Give the number of lines that contain the string "JSON", and nothing else.

--- START OF RECORDS PROVIDED ---

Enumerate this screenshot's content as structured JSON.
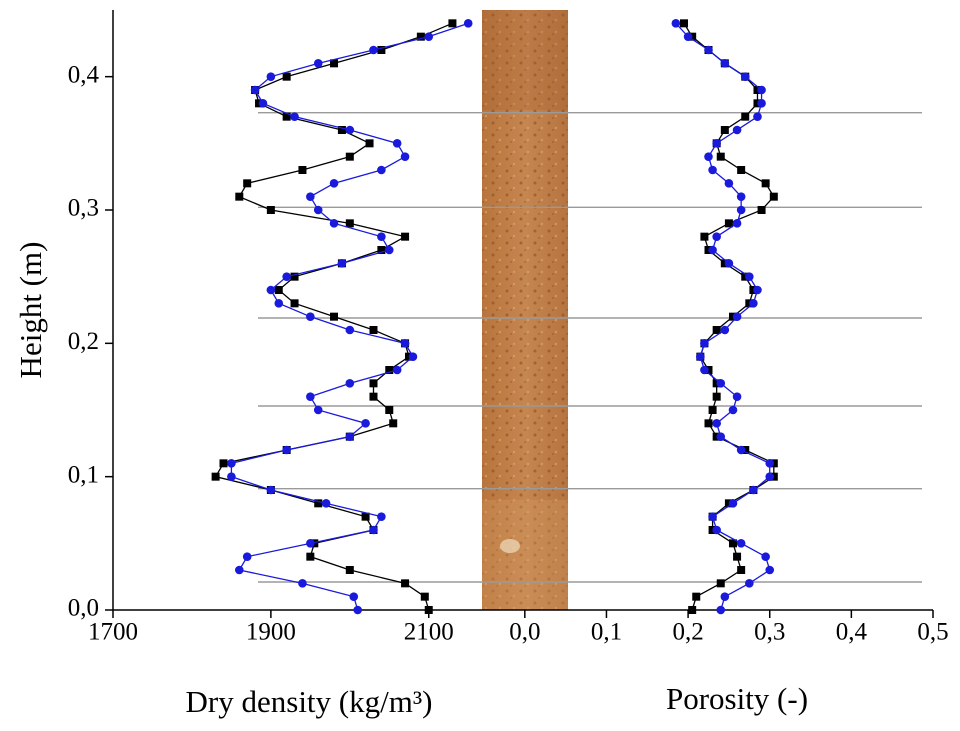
{
  "chart_data": [
    {
      "type": "line",
      "xlabel": "Dry density (kg/m³)",
      "ylabel": "Height (m)",
      "xlim": [
        1700,
        2170
      ],
      "xticks": [
        1700,
        1900,
        2100
      ],
      "ylim": [
        0,
        0.45
      ],
      "yticks": [
        {
          "value": 0,
          "label": "0,0"
        },
        {
          "value": 0.1,
          "label": "0,1"
        },
        {
          "value": 0.2,
          "label": "0,2"
        },
        {
          "value": 0.3,
          "label": "0,3"
        },
        {
          "value": 0.4,
          "label": "0,4"
        }
      ],
      "reference_lines": [
        0.021,
        0.091,
        0.153,
        0.219,
        0.302,
        0.373
      ],
      "y": [
        0,
        0.01,
        0.02,
        0.03,
        0.04,
        0.05,
        0.06,
        0.07,
        0.08,
        0.09,
        0.1,
        0.11,
        0.12,
        0.13,
        0.14,
        0.15,
        0.16,
        0.17,
        0.18,
        0.19,
        0.2,
        0.21,
        0.22,
        0.23,
        0.24,
        0.25,
        0.26,
        0.27,
        0.28,
        0.29,
        0.3,
        0.31,
        0.32,
        0.33,
        0.34,
        0.35,
        0.36,
        0.37,
        0.38,
        0.39,
        0.4,
        0.41,
        0.42,
        0.43,
        0.44
      ],
      "series": [
        {
          "color": "#000000",
          "marker": "square",
          "values": [
            2100,
            2095,
            2070,
            2000,
            1950,
            1955,
            2030,
            2020,
            1960,
            1900,
            1830,
            1840,
            1920,
            2000,
            2055,
            2050,
            2030,
            2030,
            2050,
            2075,
            2070,
            2030,
            1980,
            1930,
            1910,
            1930,
            1990,
            2040,
            2070,
            2000,
            1900,
            1860,
            1870,
            1940,
            2000,
            2025,
            1990,
            1920,
            1885,
            1880,
            1920,
            1980,
            2040,
            2090,
            2130
          ]
        },
        {
          "color": "#1a1adc",
          "marker": "circle",
          "values": [
            2010,
            2005,
            1940,
            1860,
            1870,
            1950,
            2030,
            2040,
            1970,
            1900,
            1850,
            1850,
            1920,
            2000,
            2020,
            1960,
            1950,
            2000,
            2060,
            2080,
            2070,
            2000,
            1950,
            1910,
            1900,
            1920,
            1990,
            2050,
            2040,
            1980,
            1960,
            1950,
            1980,
            2040,
            2070,
            2060,
            2000,
            1930,
            1890,
            1880,
            1900,
            1960,
            2030,
            2100,
            2150
          ]
        }
      ]
    },
    {
      "type": "line",
      "xlabel": "Porosity (-)",
      "xlim": [
        -0.05,
        0.5
      ],
      "xticks": [
        {
          "value": 0,
          "label": "0,0"
        },
        {
          "value": 0.1,
          "label": "0,1"
        },
        {
          "value": 0.2,
          "label": "0,2"
        },
        {
          "value": 0.3,
          "label": "0,3"
        },
        {
          "value": 0.4,
          "label": "0,4"
        },
        {
          "value": 0.5,
          "label": "0,5"
        }
      ],
      "y": [
        0,
        0.01,
        0.02,
        0.03,
        0.04,
        0.05,
        0.06,
        0.07,
        0.08,
        0.09,
        0.1,
        0.11,
        0.12,
        0.13,
        0.14,
        0.15,
        0.16,
        0.17,
        0.18,
        0.19,
        0.2,
        0.21,
        0.22,
        0.23,
        0.24,
        0.25,
        0.26,
        0.27,
        0.28,
        0.29,
        0.3,
        0.31,
        0.32,
        0.33,
        0.34,
        0.35,
        0.36,
        0.37,
        0.38,
        0.39,
        0.4,
        0.41,
        0.42,
        0.43,
        0.44
      ],
      "series": [
        {
          "color": "#000000",
          "marker": "square",
          "values": [
            0.205,
            0.21,
            0.24,
            0.265,
            0.26,
            0.255,
            0.23,
            0.23,
            0.25,
            0.28,
            0.305,
            0.305,
            0.27,
            0.235,
            0.225,
            0.23,
            0.235,
            0.235,
            0.225,
            0.215,
            0.22,
            0.235,
            0.255,
            0.275,
            0.28,
            0.27,
            0.245,
            0.225,
            0.22,
            0.25,
            0.29,
            0.305,
            0.295,
            0.265,
            0.24,
            0.235,
            0.245,
            0.27,
            0.285,
            0.285,
            0.27,
            0.245,
            0.225,
            0.205,
            0.195
          ]
        },
        {
          "color": "#1a1adc",
          "marker": "circle",
          "values": [
            0.24,
            0.245,
            0.275,
            0.3,
            0.295,
            0.265,
            0.235,
            0.23,
            0.255,
            0.28,
            0.3,
            0.3,
            0.265,
            0.24,
            0.235,
            0.255,
            0.26,
            0.24,
            0.22,
            0.215,
            0.22,
            0.245,
            0.26,
            0.28,
            0.285,
            0.275,
            0.25,
            0.23,
            0.235,
            0.26,
            0.265,
            0.265,
            0.25,
            0.23,
            0.225,
            0.235,
            0.26,
            0.285,
            0.29,
            0.29,
            0.27,
            0.245,
            0.225,
            0.2,
            0.185
          ]
        }
      ]
    }
  ]
}
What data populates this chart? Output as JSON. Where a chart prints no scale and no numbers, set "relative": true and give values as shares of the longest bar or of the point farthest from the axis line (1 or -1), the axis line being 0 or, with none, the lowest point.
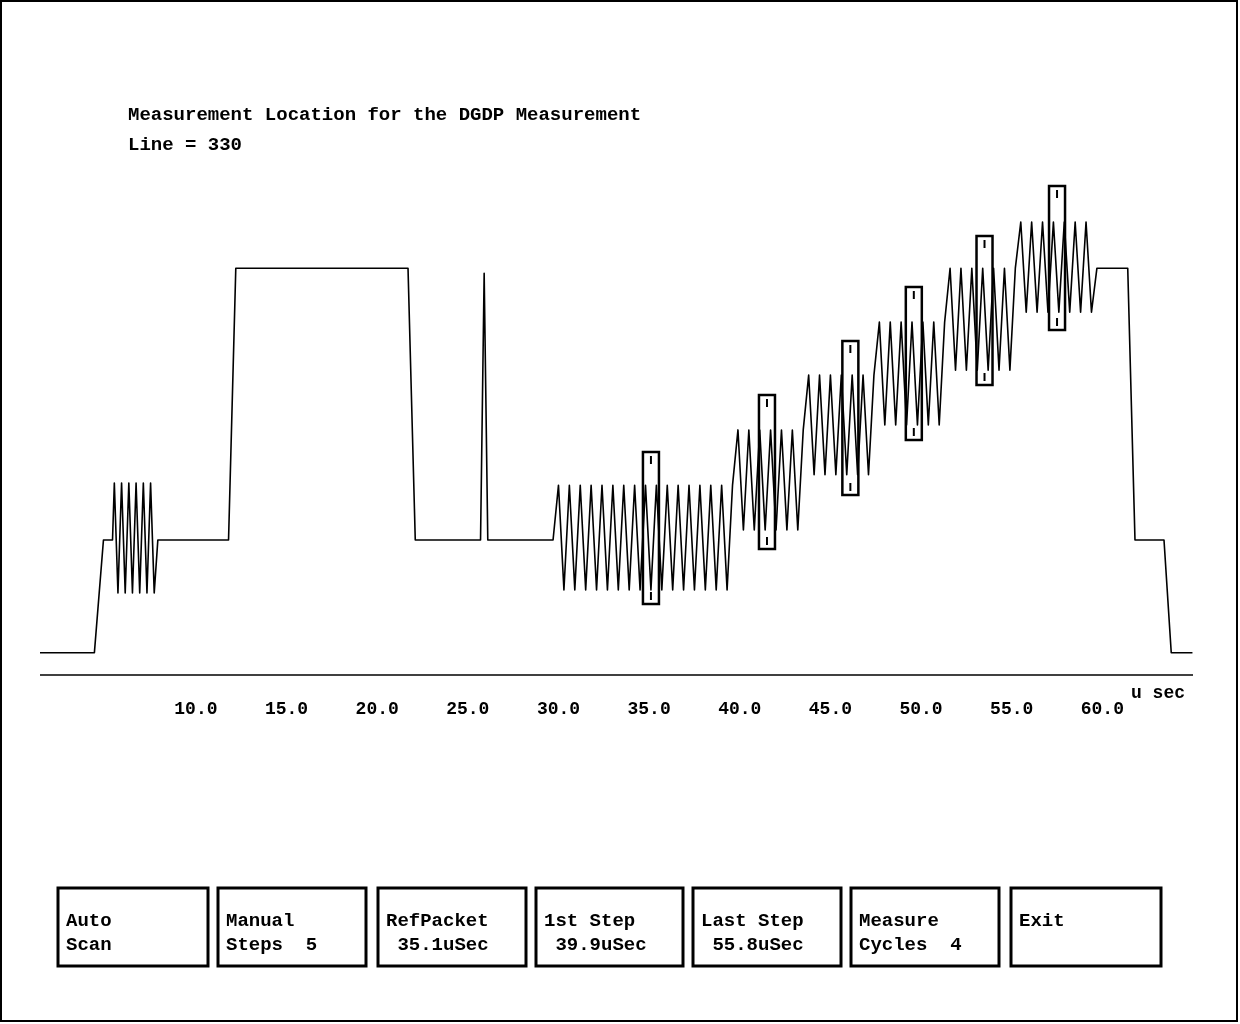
{
  "chart_data": {
    "type": "line",
    "title": "Measurement Location for the DGDP Measurement",
    "subtitle": "Line = 330",
    "xlabel": "u sec",
    "relative": true,
    "tick_labels": "x",
    "marker": "none",
    "line_style": "solid",
    "xlim": [
      1.4,
      65
    ],
    "xticks": [
      {
        "value": 10,
        "label": "10.0"
      },
      {
        "value": 15,
        "label": "15.0"
      },
      {
        "value": 20,
        "label": "20.0"
      },
      {
        "value": 25,
        "label": "25.0"
      },
      {
        "value": 30,
        "label": "30.0"
      },
      {
        "value": 35,
        "label": "35.0"
      },
      {
        "value": 40,
        "label": "40.0"
      },
      {
        "value": 45,
        "label": "45.0"
      },
      {
        "value": 50,
        "label": "50.0"
      },
      {
        "value": 55,
        "label": "55.0"
      },
      {
        "value": 60,
        "label": "60.0"
      }
    ],
    "annotations": [
      "Auto\nScan",
      "Manual\nSteps  5",
      "RefPacket\n 35.1uSec",
      "1st Step\n 39.9uSec",
      "Last Step\n 55.8uSec",
      "Measure\nCycles  4",
      "Exit"
    ],
    "series": [
      {
        "color": "#000000",
        "x": [
          1.4,
          4.4,
          4.9,
          5.4,
          5.5,
          5.7,
          5.9,
          6.1,
          6.3,
          6.5,
          6.7,
          6.9,
          7.1,
          7.3,
          7.5,
          7.7,
          7.9,
          11.8,
          12.2,
          21.7,
          22.1,
          25.7,
          25.9,
          26.1,
          29.7,
          30.0,
          30.3,
          30.6,
          30.9,
          31.2,
          31.5,
          31.8,
          32.1,
          32.4,
          32.7,
          33.0,
          33.3,
          33.6,
          33.9,
          34.2,
          34.5,
          34.8,
          35.1,
          35.4,
          35.7,
          36.0,
          36.3,
          36.6,
          36.9,
          37.2,
          37.5,
          37.8,
          38.1,
          38.4,
          38.7,
          39.0,
          39.3,
          39.6,
          39.9,
          40.2,
          40.5,
          40.8,
          41.1,
          41.4,
          41.7,
          42.0,
          42.3,
          42.6,
          42.9,
          43.2,
          43.5,
          43.8,
          44.1,
          44.4,
          44.7,
          45.0,
          45.3,
          45.6,
          45.9,
          46.2,
          46.5,
          46.8,
          47.1,
          47.4,
          47.7,
          48.0,
          48.3,
          48.6,
          48.9,
          49.2,
          49.5,
          49.8,
          50.1,
          50.4,
          50.7,
          51.0,
          51.3,
          51.6,
          51.9,
          52.2,
          52.5,
          52.8,
          53.1,
          53.4,
          53.7,
          54.0,
          54.3,
          54.6,
          54.9,
          55.2,
          55.5,
          55.8,
          56.1,
          56.4,
          56.7,
          57.0,
          57.3,
          57.6,
          57.9,
          58.2,
          58.5,
          58.8,
          59.1,
          59.4,
          59.7,
          61.4,
          61.8,
          63.4,
          63.8,
          64.97
        ],
        "values": [
          0.049,
          0.049,
          0.298,
          0.298,
          0.424,
          0.181,
          0.424,
          0.181,
          0.424,
          0.181,
          0.424,
          0.181,
          0.424,
          0.181,
          0.424,
          0.181,
          0.298,
          0.298,
          0.898,
          0.898,
          0.298,
          0.298,
          0.887,
          0.298,
          0.298,
          0.419,
          0.188,
          0.419,
          0.188,
          0.419,
          0.188,
          0.419,
          0.188,
          0.419,
          0.188,
          0.419,
          0.188,
          0.419,
          0.188,
          0.419,
          0.188,
          0.419,
          0.188,
          0.419,
          0.188,
          0.419,
          0.188,
          0.419,
          0.188,
          0.419,
          0.188,
          0.419,
          0.188,
          0.419,
          0.188,
          0.419,
          0.188,
          0.419,
          0.541,
          0.32,
          0.541,
          0.32,
          0.541,
          0.32,
          0.541,
          0.32,
          0.541,
          0.32,
          0.541,
          0.32,
          0.541,
          0.662,
          0.442,
          0.662,
          0.442,
          0.662,
          0.442,
          0.662,
          0.442,
          0.662,
          0.442,
          0.662,
          0.442,
          0.662,
          0.779,
          0.552,
          0.779,
          0.552,
          0.779,
          0.552,
          0.779,
          0.552,
          0.779,
          0.552,
          0.779,
          0.552,
          0.779,
          0.898,
          0.673,
          0.898,
          0.673,
          0.898,
          0.673,
          0.898,
          0.673,
          0.898,
          0.673,
          0.898,
          0.673,
          0.898,
          1.0,
          0.801,
          1.0,
          0.801,
          1.0,
          0.801,
          1.0,
          0.801,
          1.0,
          0.801,
          1.0,
          0.801,
          1.0,
          0.801,
          0.898,
          0.898,
          0.298,
          0.298,
          0.049,
          0.049
        ]
      }
    ]
  }
}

--- END OF RECORDS PROVIDED ---

#### [TASK OUTPUT]
2